**DIRECTIONS:**
What is the number of lines containing "text"? Give only that number.

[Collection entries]
◇ ◇ ◇ ◇

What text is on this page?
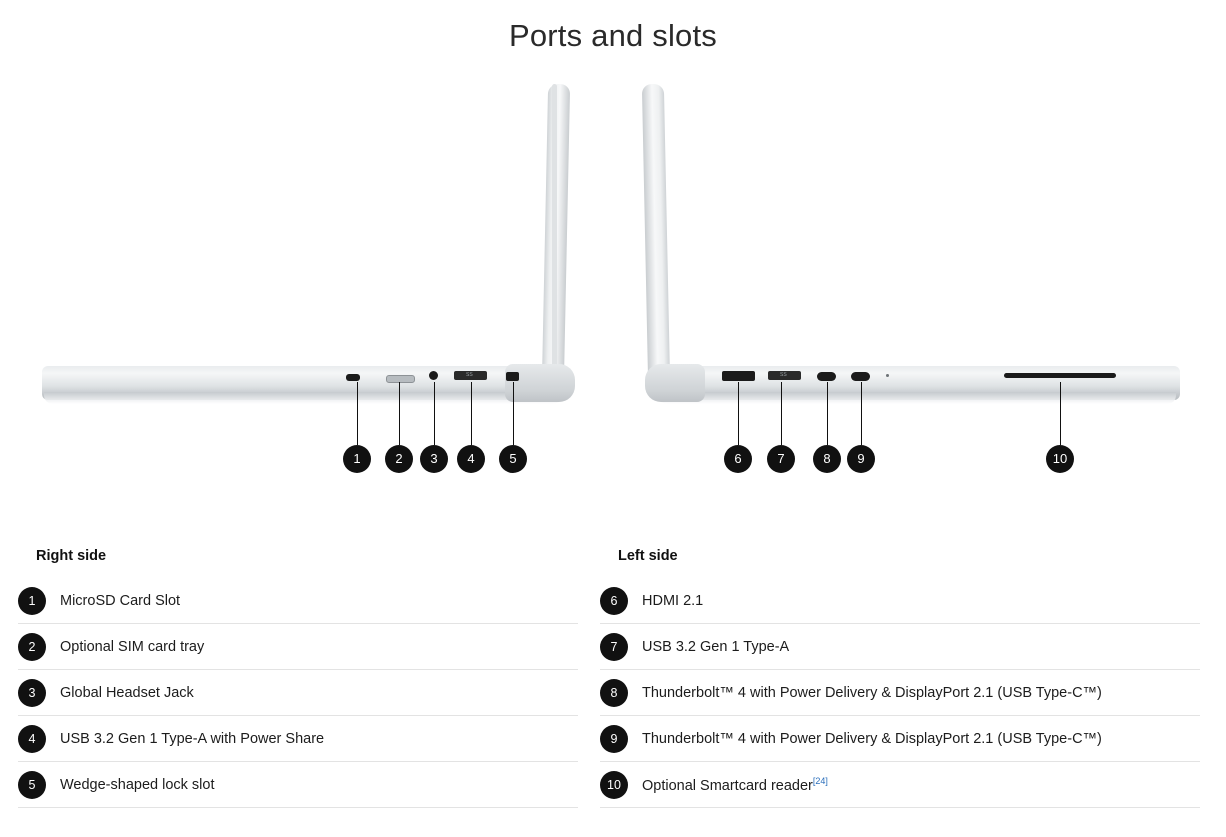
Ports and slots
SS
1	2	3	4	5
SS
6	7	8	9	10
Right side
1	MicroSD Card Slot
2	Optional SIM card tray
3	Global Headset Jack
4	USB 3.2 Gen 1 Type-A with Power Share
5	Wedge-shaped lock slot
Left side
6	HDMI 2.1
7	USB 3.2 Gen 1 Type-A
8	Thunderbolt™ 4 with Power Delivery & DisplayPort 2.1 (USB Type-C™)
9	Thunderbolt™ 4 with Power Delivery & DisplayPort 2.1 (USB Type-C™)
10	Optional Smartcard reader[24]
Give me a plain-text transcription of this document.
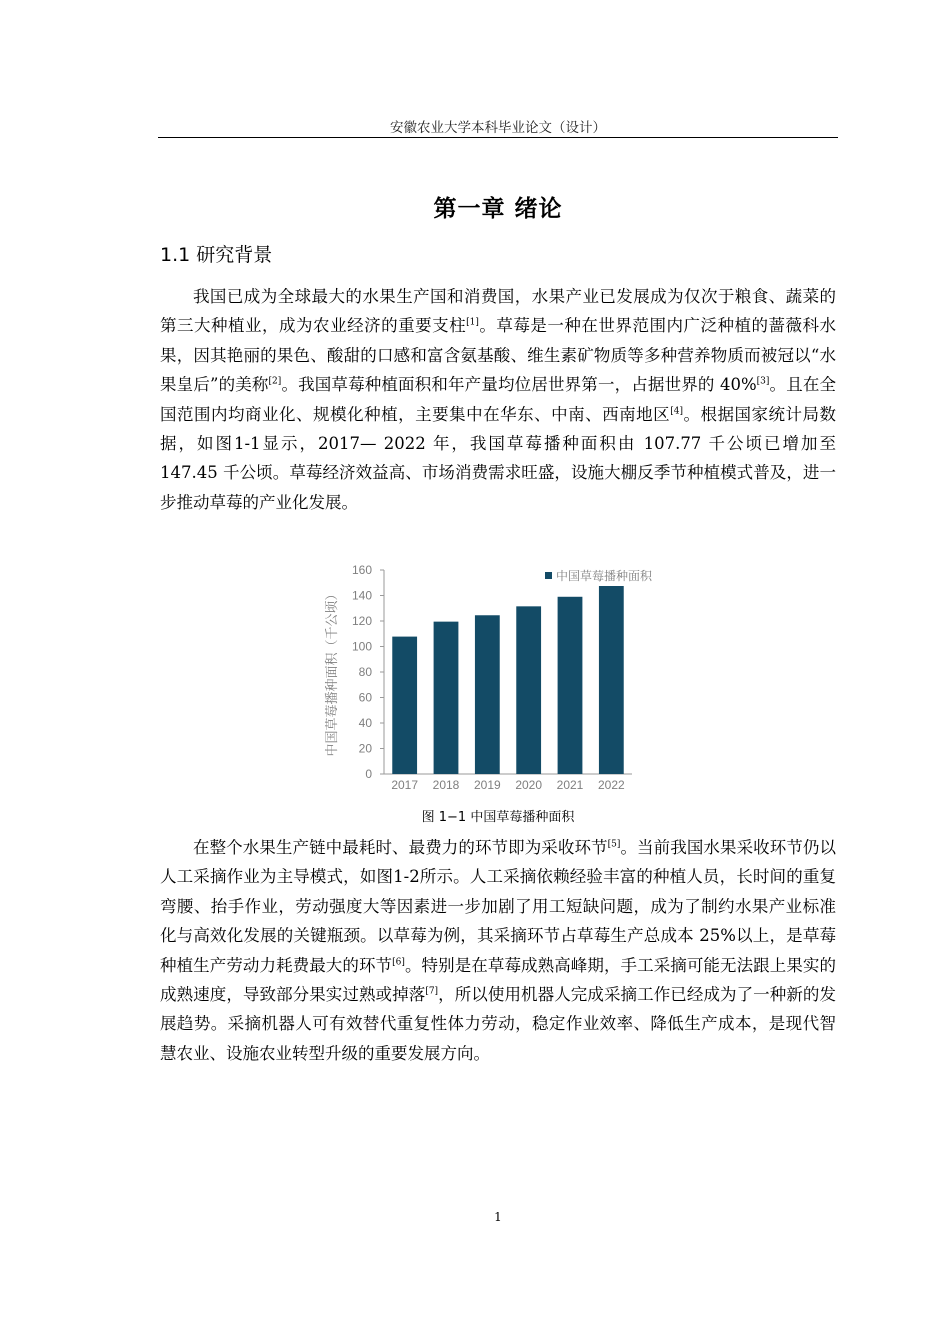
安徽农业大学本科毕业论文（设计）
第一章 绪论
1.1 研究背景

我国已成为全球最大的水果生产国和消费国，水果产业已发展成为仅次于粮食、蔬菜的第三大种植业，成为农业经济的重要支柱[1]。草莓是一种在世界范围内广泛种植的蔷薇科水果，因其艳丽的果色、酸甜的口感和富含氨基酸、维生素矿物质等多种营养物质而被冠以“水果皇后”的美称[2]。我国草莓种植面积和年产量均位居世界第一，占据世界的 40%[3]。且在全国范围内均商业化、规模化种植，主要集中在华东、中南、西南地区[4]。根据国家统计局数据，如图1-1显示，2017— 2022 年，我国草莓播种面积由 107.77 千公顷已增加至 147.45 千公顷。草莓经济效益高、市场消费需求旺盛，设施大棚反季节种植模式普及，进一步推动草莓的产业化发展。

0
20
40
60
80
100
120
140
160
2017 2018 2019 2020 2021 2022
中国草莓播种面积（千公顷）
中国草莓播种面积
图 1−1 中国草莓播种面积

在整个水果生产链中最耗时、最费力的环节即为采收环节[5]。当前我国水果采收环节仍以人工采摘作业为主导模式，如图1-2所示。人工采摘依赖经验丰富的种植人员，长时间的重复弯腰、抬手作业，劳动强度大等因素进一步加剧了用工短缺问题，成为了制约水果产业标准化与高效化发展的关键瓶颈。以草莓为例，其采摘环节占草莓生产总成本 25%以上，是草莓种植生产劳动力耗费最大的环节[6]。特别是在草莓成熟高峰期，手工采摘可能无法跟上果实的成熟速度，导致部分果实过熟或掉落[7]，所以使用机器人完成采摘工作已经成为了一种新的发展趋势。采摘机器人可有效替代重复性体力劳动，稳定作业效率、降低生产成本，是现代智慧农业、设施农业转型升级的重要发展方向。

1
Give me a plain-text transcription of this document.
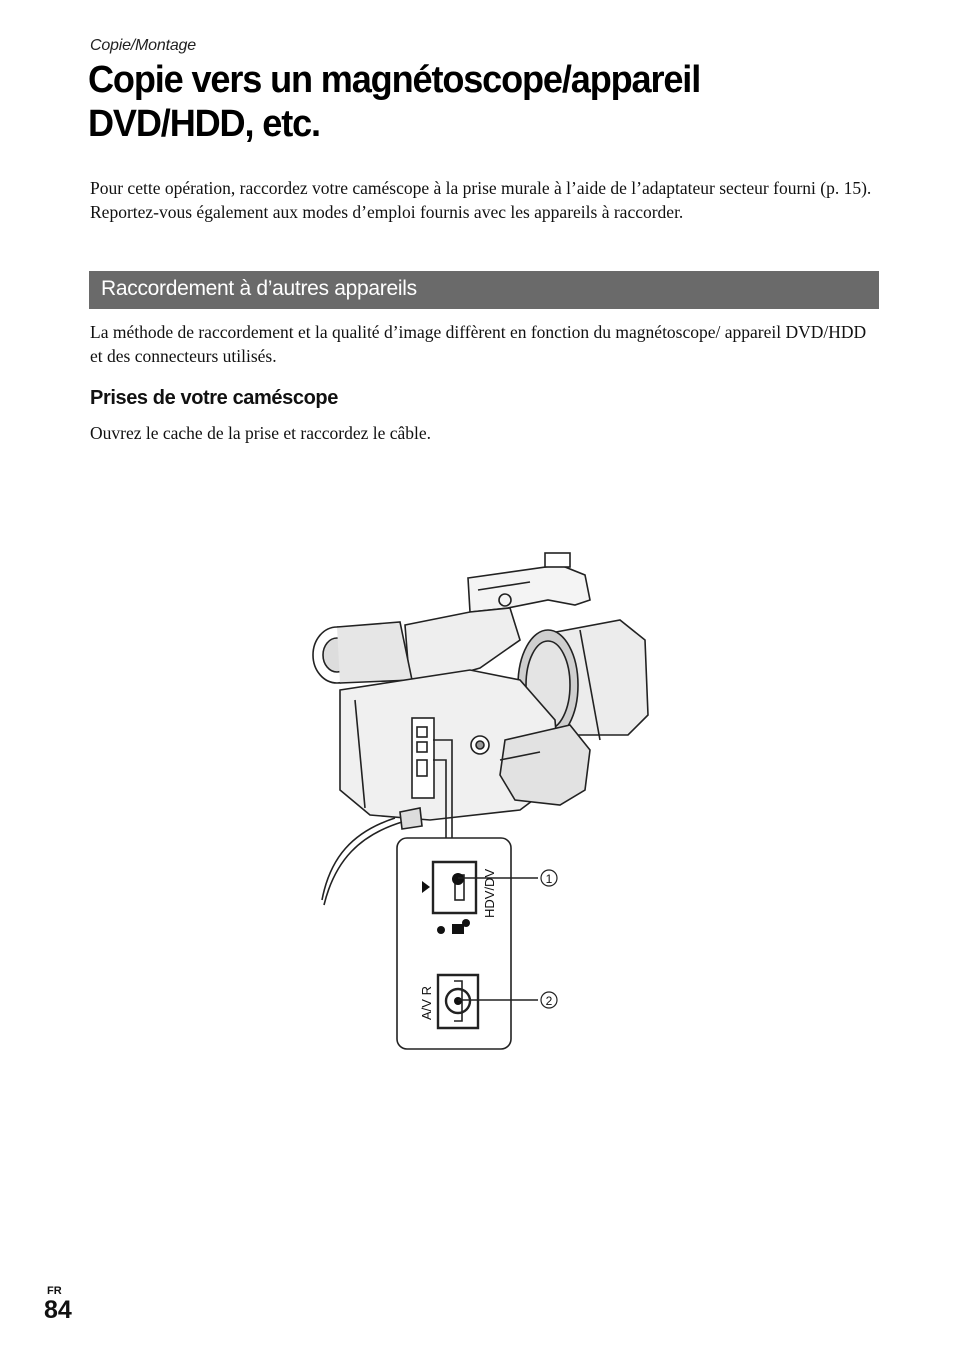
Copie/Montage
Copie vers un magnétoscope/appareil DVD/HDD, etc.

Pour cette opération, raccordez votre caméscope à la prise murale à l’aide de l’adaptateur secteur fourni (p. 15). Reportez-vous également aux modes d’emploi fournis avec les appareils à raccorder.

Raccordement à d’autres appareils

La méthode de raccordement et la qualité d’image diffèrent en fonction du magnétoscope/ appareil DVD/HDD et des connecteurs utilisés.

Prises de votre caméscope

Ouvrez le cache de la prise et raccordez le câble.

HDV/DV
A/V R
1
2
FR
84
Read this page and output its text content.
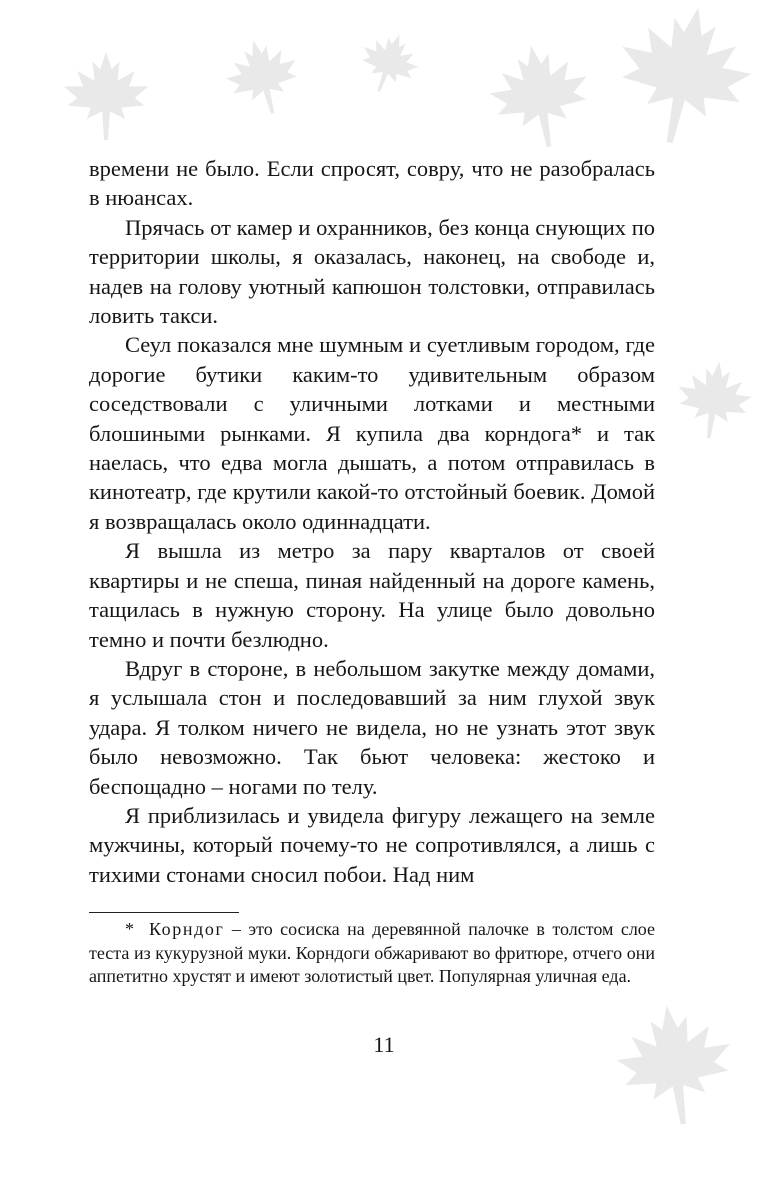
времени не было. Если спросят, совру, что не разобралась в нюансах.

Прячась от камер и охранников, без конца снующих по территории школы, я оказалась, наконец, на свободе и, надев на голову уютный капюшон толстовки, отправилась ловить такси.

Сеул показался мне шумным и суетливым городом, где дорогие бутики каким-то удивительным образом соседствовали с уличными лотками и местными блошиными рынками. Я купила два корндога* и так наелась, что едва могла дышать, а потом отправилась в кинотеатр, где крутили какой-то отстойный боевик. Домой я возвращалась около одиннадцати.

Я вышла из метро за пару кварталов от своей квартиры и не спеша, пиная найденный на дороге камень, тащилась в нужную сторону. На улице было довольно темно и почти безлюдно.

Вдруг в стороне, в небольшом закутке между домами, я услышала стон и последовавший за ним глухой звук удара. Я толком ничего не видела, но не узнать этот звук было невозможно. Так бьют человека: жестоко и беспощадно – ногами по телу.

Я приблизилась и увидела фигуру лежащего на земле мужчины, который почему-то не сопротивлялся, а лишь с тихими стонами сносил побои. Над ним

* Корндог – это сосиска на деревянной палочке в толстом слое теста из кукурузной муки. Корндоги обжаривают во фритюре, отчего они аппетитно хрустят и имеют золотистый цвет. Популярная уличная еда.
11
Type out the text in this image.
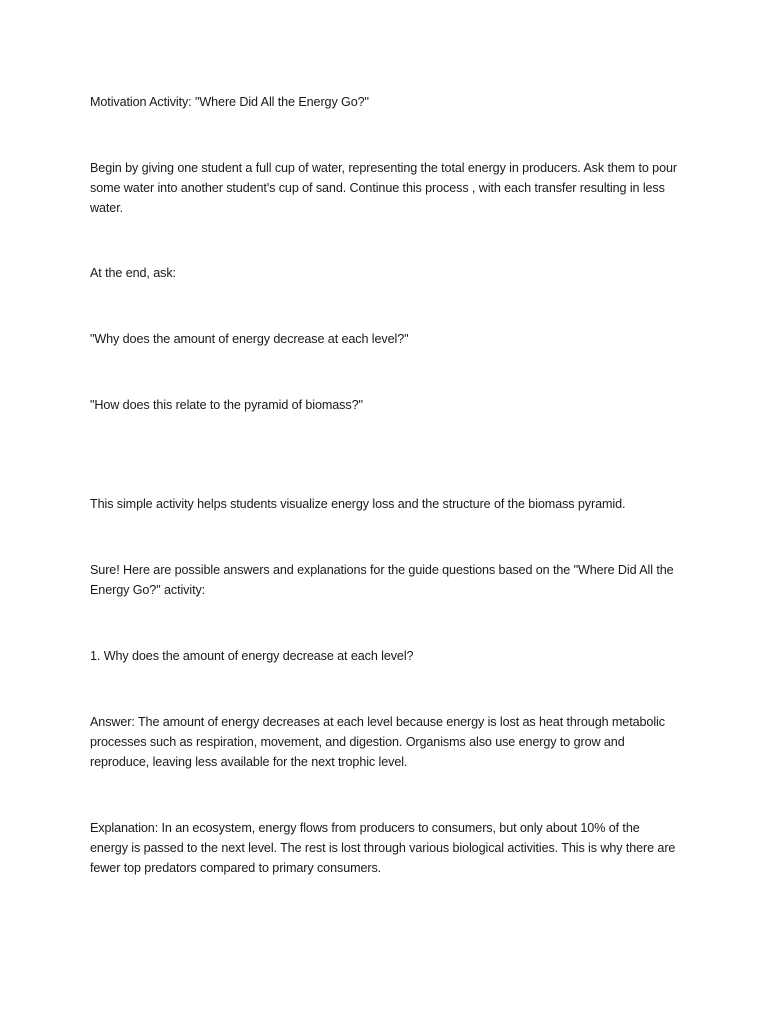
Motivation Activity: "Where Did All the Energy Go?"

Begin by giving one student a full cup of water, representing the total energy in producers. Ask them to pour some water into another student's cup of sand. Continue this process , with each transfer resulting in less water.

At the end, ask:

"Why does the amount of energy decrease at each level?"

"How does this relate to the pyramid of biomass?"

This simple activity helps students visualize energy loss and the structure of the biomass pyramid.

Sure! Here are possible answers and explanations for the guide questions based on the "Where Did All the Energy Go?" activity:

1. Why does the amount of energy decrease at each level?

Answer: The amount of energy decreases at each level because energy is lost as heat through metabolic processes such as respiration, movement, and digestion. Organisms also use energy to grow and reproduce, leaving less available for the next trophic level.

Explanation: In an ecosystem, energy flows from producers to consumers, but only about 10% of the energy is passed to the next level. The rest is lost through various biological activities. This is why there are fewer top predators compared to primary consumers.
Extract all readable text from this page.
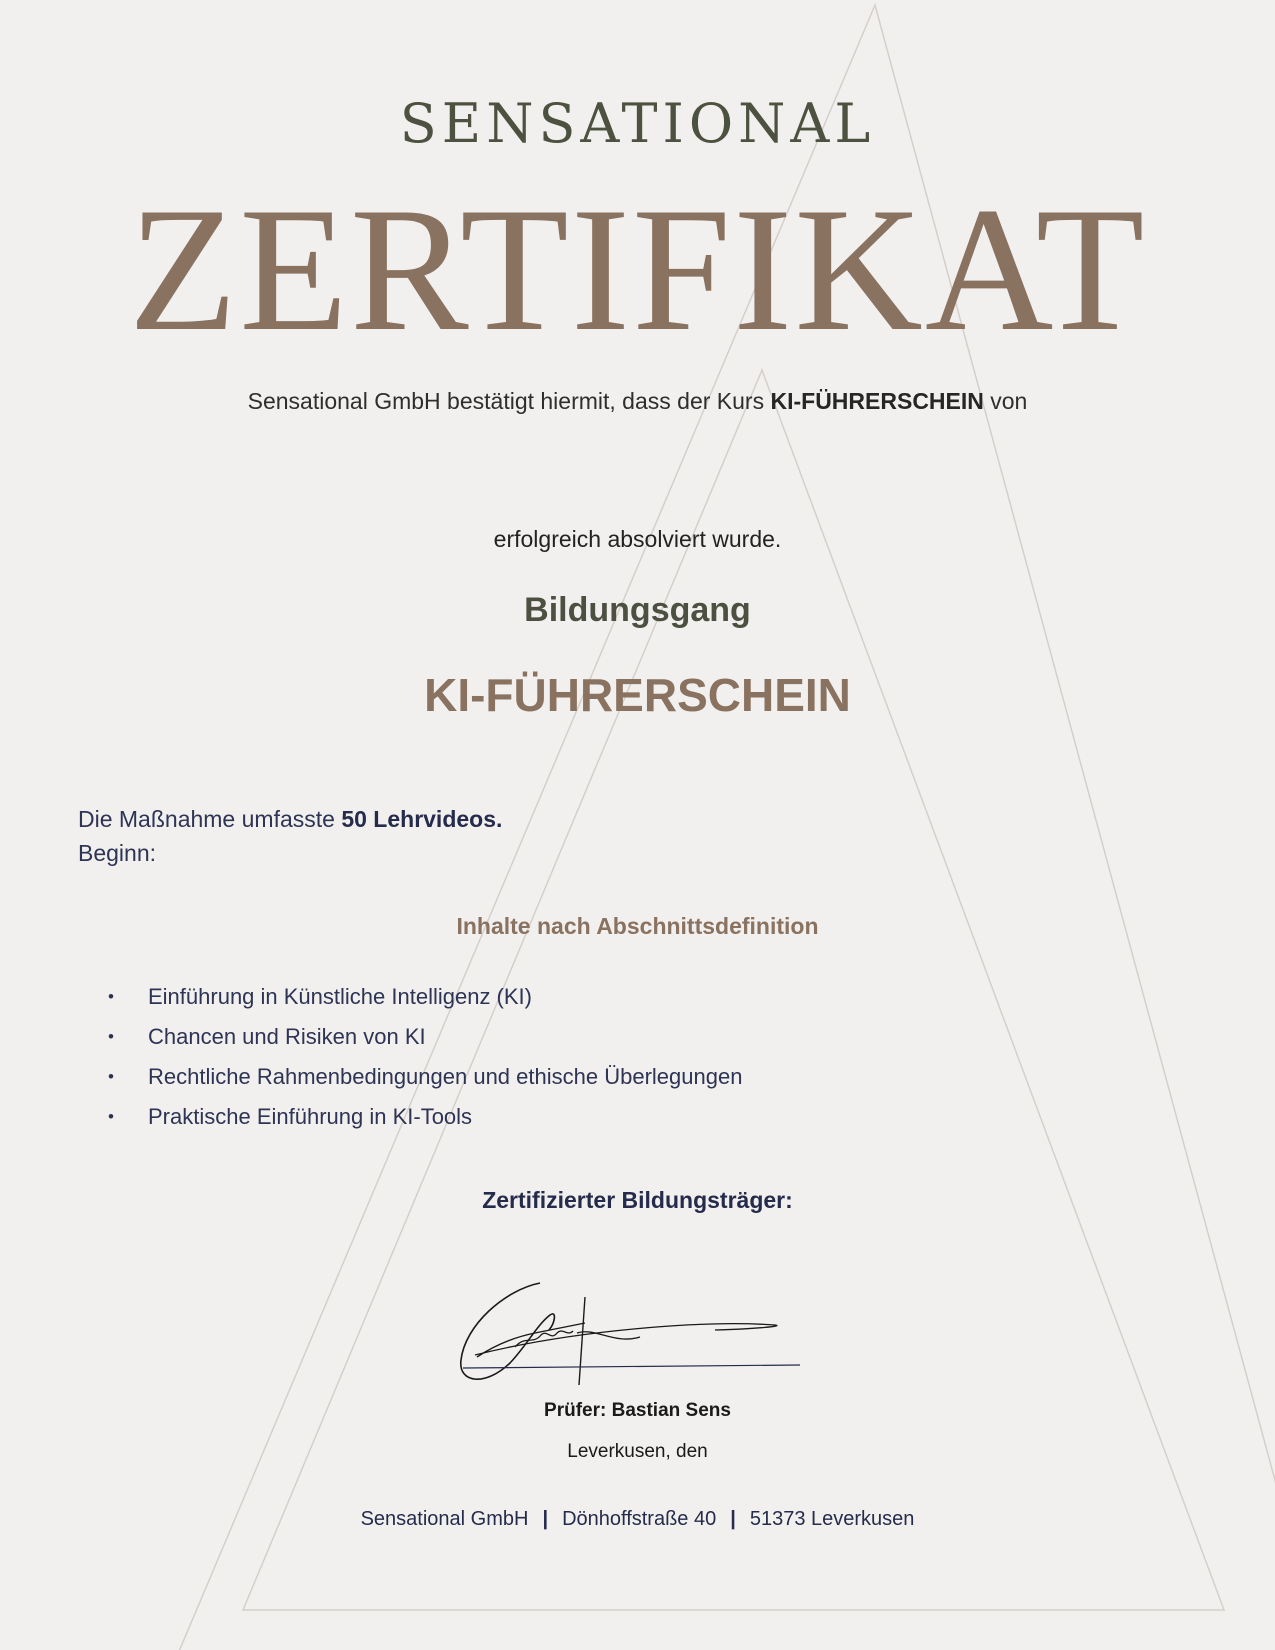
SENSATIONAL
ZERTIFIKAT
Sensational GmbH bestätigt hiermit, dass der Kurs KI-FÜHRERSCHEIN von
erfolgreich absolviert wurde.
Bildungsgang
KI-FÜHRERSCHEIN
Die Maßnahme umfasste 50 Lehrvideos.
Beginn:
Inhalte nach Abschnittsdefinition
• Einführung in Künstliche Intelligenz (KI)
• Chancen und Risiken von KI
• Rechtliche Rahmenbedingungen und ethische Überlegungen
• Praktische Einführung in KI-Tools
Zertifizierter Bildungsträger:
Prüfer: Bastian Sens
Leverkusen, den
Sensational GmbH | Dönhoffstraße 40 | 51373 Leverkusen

◇ ◇ ◇ ◇

**TASK OUTPUT:**
6